Exercise directions: Count how many lines below contain the word "auctor", then give that number alone.

Material provided:
* start *
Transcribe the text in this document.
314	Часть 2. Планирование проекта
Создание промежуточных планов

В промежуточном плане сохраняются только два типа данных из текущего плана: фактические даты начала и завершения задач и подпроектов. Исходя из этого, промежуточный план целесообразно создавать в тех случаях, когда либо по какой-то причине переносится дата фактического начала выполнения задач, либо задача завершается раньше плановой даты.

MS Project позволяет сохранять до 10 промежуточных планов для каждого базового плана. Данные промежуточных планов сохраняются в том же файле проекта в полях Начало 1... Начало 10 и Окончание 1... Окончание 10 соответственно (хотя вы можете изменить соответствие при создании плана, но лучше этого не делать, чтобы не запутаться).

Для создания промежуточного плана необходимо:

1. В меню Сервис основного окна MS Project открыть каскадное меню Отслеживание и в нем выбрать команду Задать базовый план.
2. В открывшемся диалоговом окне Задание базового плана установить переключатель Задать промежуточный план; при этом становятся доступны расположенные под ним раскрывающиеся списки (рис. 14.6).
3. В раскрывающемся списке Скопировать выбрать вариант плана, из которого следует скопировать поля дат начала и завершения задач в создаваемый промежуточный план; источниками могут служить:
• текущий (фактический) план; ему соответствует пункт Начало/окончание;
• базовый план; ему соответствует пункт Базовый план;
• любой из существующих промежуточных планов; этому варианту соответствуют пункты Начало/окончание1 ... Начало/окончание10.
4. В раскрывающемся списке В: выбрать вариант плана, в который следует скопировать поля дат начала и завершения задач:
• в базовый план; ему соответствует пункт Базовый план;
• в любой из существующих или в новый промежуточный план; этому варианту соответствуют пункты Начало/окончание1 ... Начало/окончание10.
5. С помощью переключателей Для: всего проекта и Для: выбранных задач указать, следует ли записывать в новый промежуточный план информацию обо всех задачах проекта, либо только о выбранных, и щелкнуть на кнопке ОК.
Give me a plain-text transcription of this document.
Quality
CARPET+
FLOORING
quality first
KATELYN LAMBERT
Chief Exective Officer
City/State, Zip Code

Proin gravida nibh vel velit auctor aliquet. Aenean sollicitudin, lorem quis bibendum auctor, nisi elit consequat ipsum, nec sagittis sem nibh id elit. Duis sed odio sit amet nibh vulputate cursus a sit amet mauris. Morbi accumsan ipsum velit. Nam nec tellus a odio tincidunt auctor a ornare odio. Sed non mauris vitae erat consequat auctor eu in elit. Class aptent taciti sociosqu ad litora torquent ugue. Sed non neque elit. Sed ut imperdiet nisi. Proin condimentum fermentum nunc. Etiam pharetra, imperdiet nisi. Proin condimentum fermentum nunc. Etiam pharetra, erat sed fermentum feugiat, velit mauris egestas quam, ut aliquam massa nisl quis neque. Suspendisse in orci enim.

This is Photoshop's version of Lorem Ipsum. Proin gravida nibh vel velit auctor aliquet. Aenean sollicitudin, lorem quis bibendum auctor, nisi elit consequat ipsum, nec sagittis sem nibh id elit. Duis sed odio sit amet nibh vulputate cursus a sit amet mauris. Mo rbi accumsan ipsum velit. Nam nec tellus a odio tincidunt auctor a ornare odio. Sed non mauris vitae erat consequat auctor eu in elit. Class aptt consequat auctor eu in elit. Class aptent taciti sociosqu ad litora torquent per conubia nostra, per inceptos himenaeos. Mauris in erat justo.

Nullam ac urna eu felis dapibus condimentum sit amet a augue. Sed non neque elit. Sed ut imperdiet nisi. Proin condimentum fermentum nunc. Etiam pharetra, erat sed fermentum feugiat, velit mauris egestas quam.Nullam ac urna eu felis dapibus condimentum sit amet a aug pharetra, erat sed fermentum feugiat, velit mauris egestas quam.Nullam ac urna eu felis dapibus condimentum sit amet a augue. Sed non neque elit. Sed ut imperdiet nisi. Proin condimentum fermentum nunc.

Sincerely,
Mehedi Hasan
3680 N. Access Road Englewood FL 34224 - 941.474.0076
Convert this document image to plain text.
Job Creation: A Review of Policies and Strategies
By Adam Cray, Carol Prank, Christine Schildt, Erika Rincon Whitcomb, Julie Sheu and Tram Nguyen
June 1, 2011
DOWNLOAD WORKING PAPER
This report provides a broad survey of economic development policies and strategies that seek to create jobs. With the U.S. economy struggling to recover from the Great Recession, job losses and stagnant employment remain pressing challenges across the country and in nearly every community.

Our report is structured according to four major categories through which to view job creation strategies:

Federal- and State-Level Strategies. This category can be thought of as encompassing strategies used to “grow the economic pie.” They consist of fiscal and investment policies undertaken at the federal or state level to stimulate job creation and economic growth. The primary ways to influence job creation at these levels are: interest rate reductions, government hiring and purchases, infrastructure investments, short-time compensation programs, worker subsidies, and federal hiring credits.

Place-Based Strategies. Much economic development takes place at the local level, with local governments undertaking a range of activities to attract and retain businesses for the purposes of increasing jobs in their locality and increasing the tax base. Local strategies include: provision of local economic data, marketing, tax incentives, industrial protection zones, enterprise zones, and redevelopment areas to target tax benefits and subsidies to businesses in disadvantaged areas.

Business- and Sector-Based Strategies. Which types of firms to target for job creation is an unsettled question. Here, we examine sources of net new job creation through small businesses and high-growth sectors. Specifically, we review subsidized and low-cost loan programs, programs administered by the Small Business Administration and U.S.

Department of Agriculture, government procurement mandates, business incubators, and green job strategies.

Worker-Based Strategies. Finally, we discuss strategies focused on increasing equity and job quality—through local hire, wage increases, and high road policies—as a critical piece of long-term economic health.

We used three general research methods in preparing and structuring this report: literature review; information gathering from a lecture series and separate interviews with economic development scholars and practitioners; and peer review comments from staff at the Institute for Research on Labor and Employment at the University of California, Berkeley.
* end *
Written reply: 2